## Problem
Copy the items below word for word, from the first line through the line containing "english-translation: The Students", with both ends included.

## Excerpted data
— start —

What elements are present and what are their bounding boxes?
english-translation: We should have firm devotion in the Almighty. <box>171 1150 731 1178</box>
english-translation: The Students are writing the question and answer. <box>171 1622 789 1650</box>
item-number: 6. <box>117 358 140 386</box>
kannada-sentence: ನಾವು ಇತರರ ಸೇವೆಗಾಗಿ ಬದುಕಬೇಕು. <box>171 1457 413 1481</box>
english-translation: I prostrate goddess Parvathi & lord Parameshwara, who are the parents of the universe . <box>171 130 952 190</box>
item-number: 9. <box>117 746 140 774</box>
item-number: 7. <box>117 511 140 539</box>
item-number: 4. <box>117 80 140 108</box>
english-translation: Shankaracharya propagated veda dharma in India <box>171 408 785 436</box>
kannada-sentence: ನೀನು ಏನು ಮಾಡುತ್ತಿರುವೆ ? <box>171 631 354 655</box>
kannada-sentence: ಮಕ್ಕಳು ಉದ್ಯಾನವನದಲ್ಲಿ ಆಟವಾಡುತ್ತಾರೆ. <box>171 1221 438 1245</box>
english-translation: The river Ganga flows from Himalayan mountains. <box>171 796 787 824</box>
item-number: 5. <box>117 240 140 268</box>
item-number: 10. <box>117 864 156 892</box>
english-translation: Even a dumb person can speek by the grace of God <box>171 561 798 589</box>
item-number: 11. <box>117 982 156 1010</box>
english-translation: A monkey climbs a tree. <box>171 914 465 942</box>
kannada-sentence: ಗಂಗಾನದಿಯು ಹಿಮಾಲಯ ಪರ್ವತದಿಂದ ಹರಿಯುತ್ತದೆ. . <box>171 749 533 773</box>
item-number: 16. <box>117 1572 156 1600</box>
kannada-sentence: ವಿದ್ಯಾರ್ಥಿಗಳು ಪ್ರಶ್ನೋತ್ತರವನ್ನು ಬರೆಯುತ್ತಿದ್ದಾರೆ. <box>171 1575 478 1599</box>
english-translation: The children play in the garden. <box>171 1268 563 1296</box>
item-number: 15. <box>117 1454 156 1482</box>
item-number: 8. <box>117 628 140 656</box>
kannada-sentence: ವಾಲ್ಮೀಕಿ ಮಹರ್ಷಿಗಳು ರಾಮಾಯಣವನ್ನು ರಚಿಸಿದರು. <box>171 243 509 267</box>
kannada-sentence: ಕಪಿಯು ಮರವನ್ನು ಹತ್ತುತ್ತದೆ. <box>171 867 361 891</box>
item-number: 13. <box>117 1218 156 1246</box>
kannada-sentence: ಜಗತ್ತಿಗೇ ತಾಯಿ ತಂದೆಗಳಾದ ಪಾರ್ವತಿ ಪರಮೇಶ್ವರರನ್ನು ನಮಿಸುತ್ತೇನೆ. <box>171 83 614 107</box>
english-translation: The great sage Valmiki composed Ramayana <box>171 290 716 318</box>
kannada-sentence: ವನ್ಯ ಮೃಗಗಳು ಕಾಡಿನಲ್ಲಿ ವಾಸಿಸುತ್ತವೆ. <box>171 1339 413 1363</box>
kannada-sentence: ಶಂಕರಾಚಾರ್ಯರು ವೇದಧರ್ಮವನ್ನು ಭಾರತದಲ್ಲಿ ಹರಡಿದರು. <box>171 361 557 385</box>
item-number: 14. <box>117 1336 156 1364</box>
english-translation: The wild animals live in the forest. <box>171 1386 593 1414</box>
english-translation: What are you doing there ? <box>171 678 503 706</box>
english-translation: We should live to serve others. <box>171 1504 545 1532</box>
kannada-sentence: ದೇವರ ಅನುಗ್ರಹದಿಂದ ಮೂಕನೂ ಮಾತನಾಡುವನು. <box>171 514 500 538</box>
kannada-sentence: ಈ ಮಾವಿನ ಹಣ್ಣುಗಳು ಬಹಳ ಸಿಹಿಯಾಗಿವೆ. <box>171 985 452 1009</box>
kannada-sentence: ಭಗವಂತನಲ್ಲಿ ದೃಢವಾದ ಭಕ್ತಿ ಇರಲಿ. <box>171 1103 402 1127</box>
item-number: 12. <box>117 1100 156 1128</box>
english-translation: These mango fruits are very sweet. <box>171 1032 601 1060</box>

— end —

## Task answer
What elements are present and what are their bounding boxes?
english-translation: We should have firm devotion in the Almighty. <box>171 1150 731 1178</box>
english-translation: The Students are writing the question and answer. <box>171 1622 789 1650</box>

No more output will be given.